TASK REQUIREMENTS: Retype every entry exactly, character for character.

MATERIAL SHOWN:
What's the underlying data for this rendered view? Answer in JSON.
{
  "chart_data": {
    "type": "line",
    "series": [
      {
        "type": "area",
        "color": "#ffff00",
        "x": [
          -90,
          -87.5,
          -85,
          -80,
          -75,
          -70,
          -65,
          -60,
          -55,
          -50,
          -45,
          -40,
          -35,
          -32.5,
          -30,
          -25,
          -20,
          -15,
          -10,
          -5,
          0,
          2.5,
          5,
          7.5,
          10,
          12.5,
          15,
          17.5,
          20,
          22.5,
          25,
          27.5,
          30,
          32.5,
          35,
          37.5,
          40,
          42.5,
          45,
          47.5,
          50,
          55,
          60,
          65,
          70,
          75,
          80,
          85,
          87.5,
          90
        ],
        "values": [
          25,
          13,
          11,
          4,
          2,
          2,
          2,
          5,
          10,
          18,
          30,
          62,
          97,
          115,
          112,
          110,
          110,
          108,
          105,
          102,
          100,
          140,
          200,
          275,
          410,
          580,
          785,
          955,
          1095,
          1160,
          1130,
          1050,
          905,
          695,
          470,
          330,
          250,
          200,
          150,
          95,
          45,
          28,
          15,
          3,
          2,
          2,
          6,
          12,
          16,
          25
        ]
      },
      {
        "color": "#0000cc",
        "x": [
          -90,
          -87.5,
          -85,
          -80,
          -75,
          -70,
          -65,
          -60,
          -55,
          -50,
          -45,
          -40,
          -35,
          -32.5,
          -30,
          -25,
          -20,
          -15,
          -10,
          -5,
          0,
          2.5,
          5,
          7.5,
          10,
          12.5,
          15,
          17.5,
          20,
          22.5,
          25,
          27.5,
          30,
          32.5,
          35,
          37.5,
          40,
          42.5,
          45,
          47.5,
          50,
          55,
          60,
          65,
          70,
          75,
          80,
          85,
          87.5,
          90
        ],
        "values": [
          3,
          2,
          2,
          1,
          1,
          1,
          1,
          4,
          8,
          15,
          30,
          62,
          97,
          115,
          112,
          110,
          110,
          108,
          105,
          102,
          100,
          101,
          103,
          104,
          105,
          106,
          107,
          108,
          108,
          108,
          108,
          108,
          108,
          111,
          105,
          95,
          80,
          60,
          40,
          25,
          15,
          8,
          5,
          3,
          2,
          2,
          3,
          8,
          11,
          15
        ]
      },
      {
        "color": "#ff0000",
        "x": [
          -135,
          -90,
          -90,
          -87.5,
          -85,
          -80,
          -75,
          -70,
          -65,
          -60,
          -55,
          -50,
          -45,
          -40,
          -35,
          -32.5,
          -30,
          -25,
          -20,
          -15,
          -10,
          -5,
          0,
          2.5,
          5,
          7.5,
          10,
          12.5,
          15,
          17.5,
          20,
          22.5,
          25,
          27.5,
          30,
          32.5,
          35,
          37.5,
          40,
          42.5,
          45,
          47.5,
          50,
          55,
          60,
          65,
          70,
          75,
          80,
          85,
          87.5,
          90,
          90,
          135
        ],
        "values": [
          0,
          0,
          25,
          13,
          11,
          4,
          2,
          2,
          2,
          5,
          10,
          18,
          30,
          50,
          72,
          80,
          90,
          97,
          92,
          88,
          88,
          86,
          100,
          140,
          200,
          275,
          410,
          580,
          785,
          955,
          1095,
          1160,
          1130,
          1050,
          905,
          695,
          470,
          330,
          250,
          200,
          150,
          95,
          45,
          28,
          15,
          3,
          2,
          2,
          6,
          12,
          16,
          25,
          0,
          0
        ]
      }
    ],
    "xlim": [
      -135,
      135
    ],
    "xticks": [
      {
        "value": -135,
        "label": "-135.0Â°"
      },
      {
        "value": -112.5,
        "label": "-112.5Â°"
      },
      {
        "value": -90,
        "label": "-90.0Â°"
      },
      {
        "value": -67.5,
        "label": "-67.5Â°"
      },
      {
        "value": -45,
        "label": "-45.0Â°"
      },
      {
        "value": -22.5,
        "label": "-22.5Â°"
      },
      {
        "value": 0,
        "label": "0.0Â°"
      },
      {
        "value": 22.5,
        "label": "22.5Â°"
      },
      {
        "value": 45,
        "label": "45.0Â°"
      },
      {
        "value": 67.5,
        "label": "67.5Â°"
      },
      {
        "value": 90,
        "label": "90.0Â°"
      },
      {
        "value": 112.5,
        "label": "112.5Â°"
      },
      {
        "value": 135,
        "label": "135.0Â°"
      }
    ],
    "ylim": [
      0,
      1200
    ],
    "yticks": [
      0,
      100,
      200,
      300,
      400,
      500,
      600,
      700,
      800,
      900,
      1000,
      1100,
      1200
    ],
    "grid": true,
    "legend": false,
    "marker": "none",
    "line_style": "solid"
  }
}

RESULT:
What's the underlying data for this rendered view? Answer in JSON.
{
  "chart_data": {
    "type": "line",
    "series": [
      {
        "type": "area",
        "color": "#ffff00",
        "x": [
          -90,
          -87.5,
          -85,
          -80,
          -75,
          -70,
          -65,
          -60,
          -55,
          -50,
          -45,
          -40,
          -35,
          -32.5,
          -30,
          -25,
          -20,
          -15,
          -10,
          -5,
          0,
          2.5,
          5,
          7.5,
          10,
          12.5,
          15,
          17.5,
          20,
          22.5,
          25,
          27.5,
          30,
          32.5,
          35,
          37.5,
          40,
          42.5,
          45,
          47.5,
          50,
          55,
          60,
          65,
          70,
          75,
          80,
          85,
          87.5,
          90
        ],
        "values": [
          25,
          13,
          11,
          4,
          2,
          2,
          2,
          5,
          10,
          18,
          30,
          62,
          97,
          115,
          112,
          110,
          110,
          108,
          105,
          102,
          100,
          140,
          200,
          275,
          410,
          580,
          785,
          955,
          1095,
          1160,
          1130,
          1050,
          905,
          695,
          470,
          330,
          250,
          200,
          150,
          95,
          45,
          28,
          15,
          3,
          2,
          2,
          6,
          12,
          16,
          25
        ]
      },
      {
        "color": "#0000cc",
        "x": [
          -90,
          -87.5,
          -85,
          -80,
          -75,
          -70,
          -65,
          -60,
          -55,
          -50,
          -45,
          -40,
          -35,
          -32.5,
          -30,
          -25,
          -20,
          -15,
          -10,
          -5,
          0,
          2.5,
          5,
          7.5,
          10,
          12.5,
          15,
          17.5,
          20,
          22.5,
          25,
          27.5,
          30,
          32.5,
          35,
          37.5,
          40,
          42.5,
          45,
          47.5,
          50,
          55,
          60,
          65,
          70,
          75,
          80,
          85,
          87.5,
          90
        ],
        "values": [
          3,
          2,
          2,
          1,
          1,
          1,
          1,
          4,
          8,
          15,
          30,
          62,
          97,
          115,
          112,
          110,
          110,
          108,
          105,
          102,
          100,
          101,
          103,
          104,
          105,
          106,
          107,
          108,
          108,
          108,
          108,
          108,
          108,
          111,
          105,
          95,
          80,
          60,
          40,
          25,
          15,
          8,
          5,
          3,
          2,
          2,
          3,
          8,
          11,
          15
        ]
      },
      {
        "color": "#ff0000",
        "x": [
          -135,
          -90,
          -90,
          -87.5,
          -85,
          -80,
          -75,
          -70,
          -65,
          -60,
          -55,
          -50,
          -45,
          -40,
          -35,
          -32.5,
          -30,
          -25,
          -20,
          -15,
          -10,
          -5,
          0,
          2.5,
          5,
          7.5,
          10,
          12.5,
          15,
          17.5,
          20,
          22.5,
          25,
          27.5,
          30,
          32.5,
          35,
          37.5,
          40,
          42.5,
          45,
          47.5,
          50,
          55,
          60,
          65,
          70,
          75,
          80,
          85,
          87.5,
          90,
          90,
          135
        ],
        "values": [
          0,
          0,
          25,
          13,
          11,
          4,
          2,
          2,
          2,
          5,
          10,
          18,
          30,
          50,
          72,
          80,
          90,
          97,
          92,
          88,
          88,
          86,
          100,
          140,
          200,
          275,
          410,
          580,
          785,
          955,
          1095,
          1160,
          1130,
          1050,
          905,
          695,
          470,
          330,
          250,
          200,
          150,
          95,
          45,
          28,
          15,
          3,
          2,
          2,
          6,
          12,
          16,
          25,
          0,
          0
        ]
      }
    ],
    "xlim": [
      -135,
      135
    ],
    "xticks": [
      {
        "value": -135,
        "label": "-135.0Â°"
      },
      {
        "value": -112.5,
        "label": "-112.5Â°"
      },
      {
        "value": -90,
        "label": "-90.0Â°"
      },
      {
        "value": -67.5,
        "label": "-67.5Â°"
      },
      {
        "value": -45,
        "label": "-45.0Â°"
      },
      {
        "value": -22.5,
        "label": "-22.5Â°"
      },
      {
        "value": 0,
        "label": "0.0Â°"
      },
      {
        "value": 22.5,
        "label": "22.5Â°"
      },
      {
        "value": 45,
        "label": "45.0Â°"
      },
      {
        "value": 67.5,
        "label": "67.5Â°"
      },
      {
        "value": 90,
        "label": "90.0Â°"
      },
      {
        "value": 112.5,
        "label": "112.5Â°"
      },
      {
        "value": 135,
        "label": "135.0Â°"
      }
    ],
    "ylim": [
      0,
      1200
    ],
    "yticks": [
      0,
      100,
      200,
      300,
      400,
      500,
      600,
      700,
      800,
      900,
      1000,
      1100,
      1200
    ],
    "grid": true,
    "legend": false,
    "marker": "none",
    "line_style": "solid"
  }
}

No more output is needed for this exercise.